<<<<

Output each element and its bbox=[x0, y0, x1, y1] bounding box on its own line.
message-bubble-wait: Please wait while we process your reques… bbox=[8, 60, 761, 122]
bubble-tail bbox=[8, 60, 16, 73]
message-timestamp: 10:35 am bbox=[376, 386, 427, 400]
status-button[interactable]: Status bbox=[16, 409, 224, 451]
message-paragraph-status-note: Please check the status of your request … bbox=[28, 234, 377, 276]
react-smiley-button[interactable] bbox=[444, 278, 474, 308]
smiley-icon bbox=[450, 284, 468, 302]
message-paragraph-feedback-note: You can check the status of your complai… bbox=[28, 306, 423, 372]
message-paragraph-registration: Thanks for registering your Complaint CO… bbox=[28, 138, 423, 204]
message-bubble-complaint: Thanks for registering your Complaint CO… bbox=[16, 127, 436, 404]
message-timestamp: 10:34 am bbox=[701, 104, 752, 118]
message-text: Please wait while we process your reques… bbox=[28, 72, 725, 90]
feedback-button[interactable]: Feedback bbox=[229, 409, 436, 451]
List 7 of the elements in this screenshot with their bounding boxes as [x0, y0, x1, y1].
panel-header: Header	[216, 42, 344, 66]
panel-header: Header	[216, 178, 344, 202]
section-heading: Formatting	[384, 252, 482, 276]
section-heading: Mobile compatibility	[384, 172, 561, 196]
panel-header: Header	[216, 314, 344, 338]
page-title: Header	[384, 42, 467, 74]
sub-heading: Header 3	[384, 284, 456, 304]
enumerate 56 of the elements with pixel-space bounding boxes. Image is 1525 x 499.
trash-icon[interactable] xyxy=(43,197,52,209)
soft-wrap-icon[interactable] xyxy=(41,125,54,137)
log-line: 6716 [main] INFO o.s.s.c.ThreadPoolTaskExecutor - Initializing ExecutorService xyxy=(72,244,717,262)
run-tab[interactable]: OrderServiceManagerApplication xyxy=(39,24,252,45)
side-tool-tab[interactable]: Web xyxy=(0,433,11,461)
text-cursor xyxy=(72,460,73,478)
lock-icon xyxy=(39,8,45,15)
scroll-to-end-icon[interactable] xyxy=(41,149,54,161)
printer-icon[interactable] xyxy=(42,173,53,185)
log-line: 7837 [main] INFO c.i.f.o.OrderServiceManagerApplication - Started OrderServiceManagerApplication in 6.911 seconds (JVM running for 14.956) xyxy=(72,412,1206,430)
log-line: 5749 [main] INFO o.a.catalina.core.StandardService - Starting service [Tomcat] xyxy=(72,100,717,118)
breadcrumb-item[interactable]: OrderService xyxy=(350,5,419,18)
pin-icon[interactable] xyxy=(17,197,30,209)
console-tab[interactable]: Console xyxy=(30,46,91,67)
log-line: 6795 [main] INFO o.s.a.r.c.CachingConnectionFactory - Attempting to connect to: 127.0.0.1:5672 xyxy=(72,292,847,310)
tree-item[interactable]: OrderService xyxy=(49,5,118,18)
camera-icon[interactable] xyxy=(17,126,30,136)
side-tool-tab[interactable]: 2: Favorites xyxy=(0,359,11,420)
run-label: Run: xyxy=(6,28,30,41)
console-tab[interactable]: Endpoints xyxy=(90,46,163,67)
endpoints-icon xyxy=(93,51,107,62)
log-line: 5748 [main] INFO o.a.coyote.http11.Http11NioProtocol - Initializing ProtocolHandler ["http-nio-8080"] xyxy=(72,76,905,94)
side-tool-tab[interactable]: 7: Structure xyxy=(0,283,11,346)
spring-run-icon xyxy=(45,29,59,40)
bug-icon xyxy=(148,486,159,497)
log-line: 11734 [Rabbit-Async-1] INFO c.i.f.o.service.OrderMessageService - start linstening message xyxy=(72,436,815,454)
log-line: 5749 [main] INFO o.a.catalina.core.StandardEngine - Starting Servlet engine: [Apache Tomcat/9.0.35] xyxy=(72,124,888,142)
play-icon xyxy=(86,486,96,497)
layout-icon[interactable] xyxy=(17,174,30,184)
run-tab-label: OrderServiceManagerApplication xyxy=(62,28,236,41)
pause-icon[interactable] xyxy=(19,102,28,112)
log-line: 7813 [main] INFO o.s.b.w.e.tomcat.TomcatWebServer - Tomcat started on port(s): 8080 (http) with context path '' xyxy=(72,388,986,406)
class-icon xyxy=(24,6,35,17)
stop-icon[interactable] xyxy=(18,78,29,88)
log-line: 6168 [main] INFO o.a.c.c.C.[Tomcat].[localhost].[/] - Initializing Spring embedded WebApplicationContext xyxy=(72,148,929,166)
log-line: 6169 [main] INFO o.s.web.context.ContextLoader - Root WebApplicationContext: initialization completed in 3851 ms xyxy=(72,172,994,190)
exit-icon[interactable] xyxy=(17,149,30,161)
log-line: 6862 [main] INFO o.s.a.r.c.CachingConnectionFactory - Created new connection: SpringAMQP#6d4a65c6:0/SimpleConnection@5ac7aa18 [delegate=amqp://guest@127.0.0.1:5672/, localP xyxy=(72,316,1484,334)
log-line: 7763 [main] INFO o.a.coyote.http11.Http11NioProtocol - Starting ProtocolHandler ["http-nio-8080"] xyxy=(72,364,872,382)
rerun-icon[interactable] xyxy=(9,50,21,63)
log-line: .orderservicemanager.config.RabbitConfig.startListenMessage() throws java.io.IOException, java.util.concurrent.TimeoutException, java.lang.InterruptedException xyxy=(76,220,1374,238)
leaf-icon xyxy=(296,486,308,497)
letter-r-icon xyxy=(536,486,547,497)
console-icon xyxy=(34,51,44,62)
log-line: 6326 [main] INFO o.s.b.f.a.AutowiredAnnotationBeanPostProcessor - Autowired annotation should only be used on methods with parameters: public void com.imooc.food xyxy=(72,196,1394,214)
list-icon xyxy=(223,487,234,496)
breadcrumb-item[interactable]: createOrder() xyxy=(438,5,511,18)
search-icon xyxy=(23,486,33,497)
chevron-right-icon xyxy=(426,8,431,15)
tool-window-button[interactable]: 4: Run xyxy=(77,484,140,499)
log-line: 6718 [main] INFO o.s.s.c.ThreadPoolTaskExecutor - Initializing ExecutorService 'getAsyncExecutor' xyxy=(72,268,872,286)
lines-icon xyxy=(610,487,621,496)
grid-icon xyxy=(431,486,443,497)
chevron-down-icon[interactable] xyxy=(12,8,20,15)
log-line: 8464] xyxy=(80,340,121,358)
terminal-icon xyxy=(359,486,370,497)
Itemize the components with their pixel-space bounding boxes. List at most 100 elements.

>>>>
<<<<

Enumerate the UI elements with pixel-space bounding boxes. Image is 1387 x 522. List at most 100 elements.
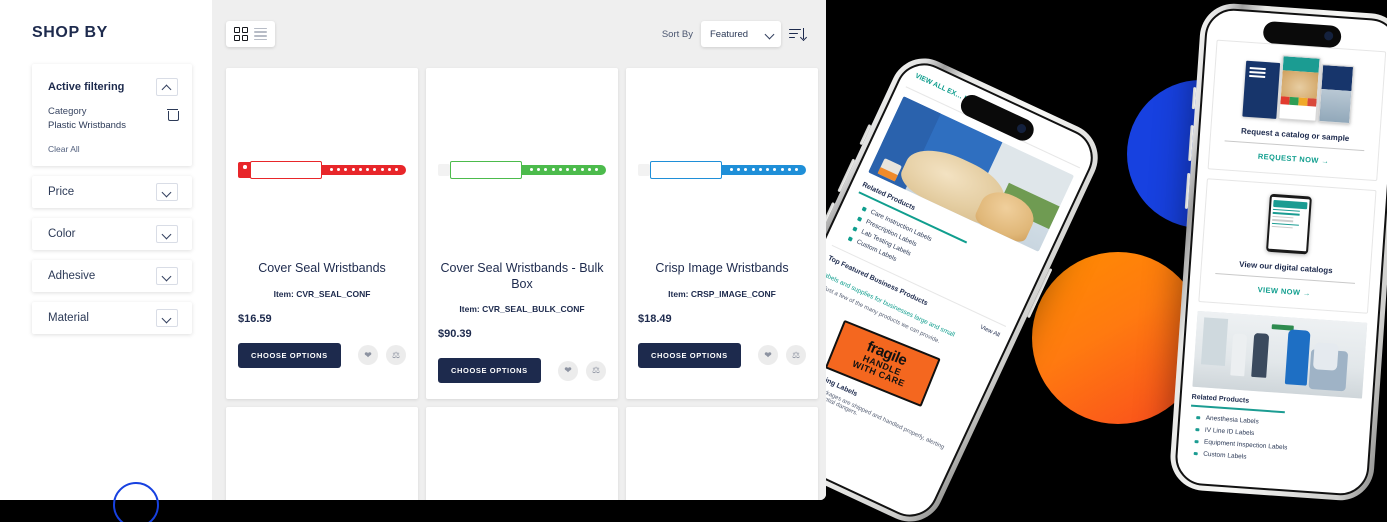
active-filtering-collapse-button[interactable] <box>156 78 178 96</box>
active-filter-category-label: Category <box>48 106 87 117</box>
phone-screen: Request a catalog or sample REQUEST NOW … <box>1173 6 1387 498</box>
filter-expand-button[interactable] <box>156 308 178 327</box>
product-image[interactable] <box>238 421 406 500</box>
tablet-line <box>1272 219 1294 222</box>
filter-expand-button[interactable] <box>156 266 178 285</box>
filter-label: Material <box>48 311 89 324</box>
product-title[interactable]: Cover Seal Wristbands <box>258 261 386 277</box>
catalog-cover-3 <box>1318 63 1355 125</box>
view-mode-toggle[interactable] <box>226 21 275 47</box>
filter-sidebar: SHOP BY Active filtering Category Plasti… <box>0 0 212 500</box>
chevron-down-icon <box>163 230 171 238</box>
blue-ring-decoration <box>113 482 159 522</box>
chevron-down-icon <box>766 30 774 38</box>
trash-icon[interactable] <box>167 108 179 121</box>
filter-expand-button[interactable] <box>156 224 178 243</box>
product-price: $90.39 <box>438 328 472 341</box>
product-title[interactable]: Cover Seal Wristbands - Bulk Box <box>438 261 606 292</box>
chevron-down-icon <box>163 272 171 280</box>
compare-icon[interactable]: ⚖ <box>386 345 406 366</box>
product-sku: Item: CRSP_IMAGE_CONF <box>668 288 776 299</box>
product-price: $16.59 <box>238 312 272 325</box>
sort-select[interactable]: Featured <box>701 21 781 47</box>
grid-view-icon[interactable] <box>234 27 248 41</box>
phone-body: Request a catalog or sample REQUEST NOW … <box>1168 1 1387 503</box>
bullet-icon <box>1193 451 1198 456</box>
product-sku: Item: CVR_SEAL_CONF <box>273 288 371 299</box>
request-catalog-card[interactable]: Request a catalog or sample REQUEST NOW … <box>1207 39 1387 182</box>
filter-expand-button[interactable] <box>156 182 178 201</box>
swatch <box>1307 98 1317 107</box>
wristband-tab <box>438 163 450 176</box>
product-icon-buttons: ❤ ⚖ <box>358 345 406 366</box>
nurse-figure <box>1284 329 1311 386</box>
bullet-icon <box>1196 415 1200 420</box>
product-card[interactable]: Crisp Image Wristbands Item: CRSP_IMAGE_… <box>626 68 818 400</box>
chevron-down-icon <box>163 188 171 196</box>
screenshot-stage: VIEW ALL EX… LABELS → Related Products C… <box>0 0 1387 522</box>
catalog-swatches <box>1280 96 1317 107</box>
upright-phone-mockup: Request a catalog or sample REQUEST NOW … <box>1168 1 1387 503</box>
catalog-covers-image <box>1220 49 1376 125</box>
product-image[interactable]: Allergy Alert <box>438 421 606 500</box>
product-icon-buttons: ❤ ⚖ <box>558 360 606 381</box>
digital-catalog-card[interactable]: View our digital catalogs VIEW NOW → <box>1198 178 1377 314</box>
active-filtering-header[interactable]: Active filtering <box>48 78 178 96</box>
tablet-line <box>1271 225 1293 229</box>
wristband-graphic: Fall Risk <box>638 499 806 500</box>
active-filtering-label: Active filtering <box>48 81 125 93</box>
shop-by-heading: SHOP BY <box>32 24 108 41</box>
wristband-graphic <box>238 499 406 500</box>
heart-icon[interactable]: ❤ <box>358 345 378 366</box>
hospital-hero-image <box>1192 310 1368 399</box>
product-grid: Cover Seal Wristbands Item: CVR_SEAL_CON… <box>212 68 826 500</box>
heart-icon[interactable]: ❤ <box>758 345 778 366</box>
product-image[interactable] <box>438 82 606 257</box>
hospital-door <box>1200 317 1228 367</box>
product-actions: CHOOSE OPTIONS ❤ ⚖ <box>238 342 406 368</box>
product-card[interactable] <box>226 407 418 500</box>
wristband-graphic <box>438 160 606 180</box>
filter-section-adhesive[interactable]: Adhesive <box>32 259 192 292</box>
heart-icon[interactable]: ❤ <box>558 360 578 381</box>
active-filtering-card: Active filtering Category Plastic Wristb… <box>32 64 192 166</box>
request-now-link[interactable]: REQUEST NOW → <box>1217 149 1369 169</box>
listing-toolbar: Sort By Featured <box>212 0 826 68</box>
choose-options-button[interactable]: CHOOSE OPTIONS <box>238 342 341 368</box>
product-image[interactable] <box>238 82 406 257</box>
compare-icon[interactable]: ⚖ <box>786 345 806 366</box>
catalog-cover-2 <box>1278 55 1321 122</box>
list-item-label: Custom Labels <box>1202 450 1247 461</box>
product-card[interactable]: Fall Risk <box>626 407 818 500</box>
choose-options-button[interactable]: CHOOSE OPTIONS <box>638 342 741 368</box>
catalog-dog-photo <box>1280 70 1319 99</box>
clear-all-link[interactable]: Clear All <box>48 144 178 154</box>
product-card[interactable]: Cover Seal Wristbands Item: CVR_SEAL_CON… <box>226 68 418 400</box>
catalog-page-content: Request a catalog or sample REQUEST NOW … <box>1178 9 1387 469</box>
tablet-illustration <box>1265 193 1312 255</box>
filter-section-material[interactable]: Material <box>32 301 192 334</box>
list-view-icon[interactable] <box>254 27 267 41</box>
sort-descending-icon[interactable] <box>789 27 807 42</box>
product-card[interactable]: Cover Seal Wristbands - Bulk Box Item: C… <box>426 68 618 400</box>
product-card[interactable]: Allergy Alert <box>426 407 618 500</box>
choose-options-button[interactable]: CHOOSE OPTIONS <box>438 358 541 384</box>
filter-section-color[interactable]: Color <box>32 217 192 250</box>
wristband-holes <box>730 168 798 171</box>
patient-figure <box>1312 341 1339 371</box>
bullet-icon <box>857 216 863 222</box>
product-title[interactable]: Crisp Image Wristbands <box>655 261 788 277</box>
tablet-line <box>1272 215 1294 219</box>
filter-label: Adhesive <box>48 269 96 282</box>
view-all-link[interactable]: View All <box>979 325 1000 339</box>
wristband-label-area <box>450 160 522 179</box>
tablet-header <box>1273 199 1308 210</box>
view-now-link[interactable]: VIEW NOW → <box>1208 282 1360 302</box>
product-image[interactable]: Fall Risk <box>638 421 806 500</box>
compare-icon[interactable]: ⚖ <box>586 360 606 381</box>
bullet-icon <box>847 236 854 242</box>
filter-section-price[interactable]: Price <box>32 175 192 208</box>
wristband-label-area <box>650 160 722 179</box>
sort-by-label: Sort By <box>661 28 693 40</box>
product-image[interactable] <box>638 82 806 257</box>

>>>>

**Written exercise**
Could you rewrite the material, starting at the line that has "active-filtering-collapse-button[interactable] <box>156 78" and stopping after the line that has "product-icon-buttons: ❤ ⚖ <box>358", with "filter-expand-button" swapped for "filter-toggle-button" and everything else unchanged?

**Problem solution**
active-filtering-collapse-button[interactable] <box>156 78 178 96</box>
active-filter-category-label: Category <box>48 106 87 117</box>
phone-screen: Request a catalog or sample REQUEST NOW … <box>1173 6 1387 498</box>
filter-toggle-button[interactable] <box>156 308 178 327</box>
product-image[interactable] <box>238 421 406 500</box>
tablet-line <box>1272 219 1294 222</box>
filter-toggle-button[interactable] <box>156 266 178 285</box>
filter-label: Material <box>48 311 89 324</box>
product-title[interactable]: Cover Seal Wristbands <box>258 261 386 277</box>
catalog-cover-3 <box>1318 63 1355 125</box>
view-mode-toggle[interactable] <box>226 21 275 47</box>
filter-sidebar: SHOP BY Active filtering Category Plasti… <box>0 0 212 500</box>
chevron-down-icon <box>163 230 171 238</box>
blue-ring-decoration <box>113 482 159 522</box>
chevron-down-icon <box>766 30 774 38</box>
trash-icon[interactable] <box>167 108 179 121</box>
filter-toggle-button[interactable] <box>156 224 178 243</box>
product-price: $90.39 <box>438 328 472 341</box>
product-title[interactable]: Cover Seal Wristbands - Bulk Box <box>438 261 606 292</box>
chevron-down-icon <box>163 272 171 280</box>
compare-icon[interactable]: ⚖ <box>386 345 406 366</box>
product-sku: Item: CRSP_IMAGE_CONF <box>668 288 776 299</box>
product-price: $16.59 <box>238 312 272 325</box>
sort-select[interactable]: Featured <box>701 21 781 47</box>
grid-view-icon[interactable] <box>234 27 248 41</box>
phone-body: Request a catalog or sample REQUEST NOW … <box>1168 1 1387 503</box>
bullet-icon <box>1193 451 1198 456</box>
product-sku: Item: CVR_SEAL_CONF <box>273 288 371 299</box>
request-catalog-card[interactable]: Request a catalog or sample REQUEST NOW … <box>1207 39 1387 182</box>
filter-toggle-button[interactable] <box>156 182 178 201</box>
swatch <box>1307 98 1317 107</box>
wristband-tab <box>438 163 450 176</box>
product-icon-buttons: ❤ ⚖ <box>358 345 406 366</box>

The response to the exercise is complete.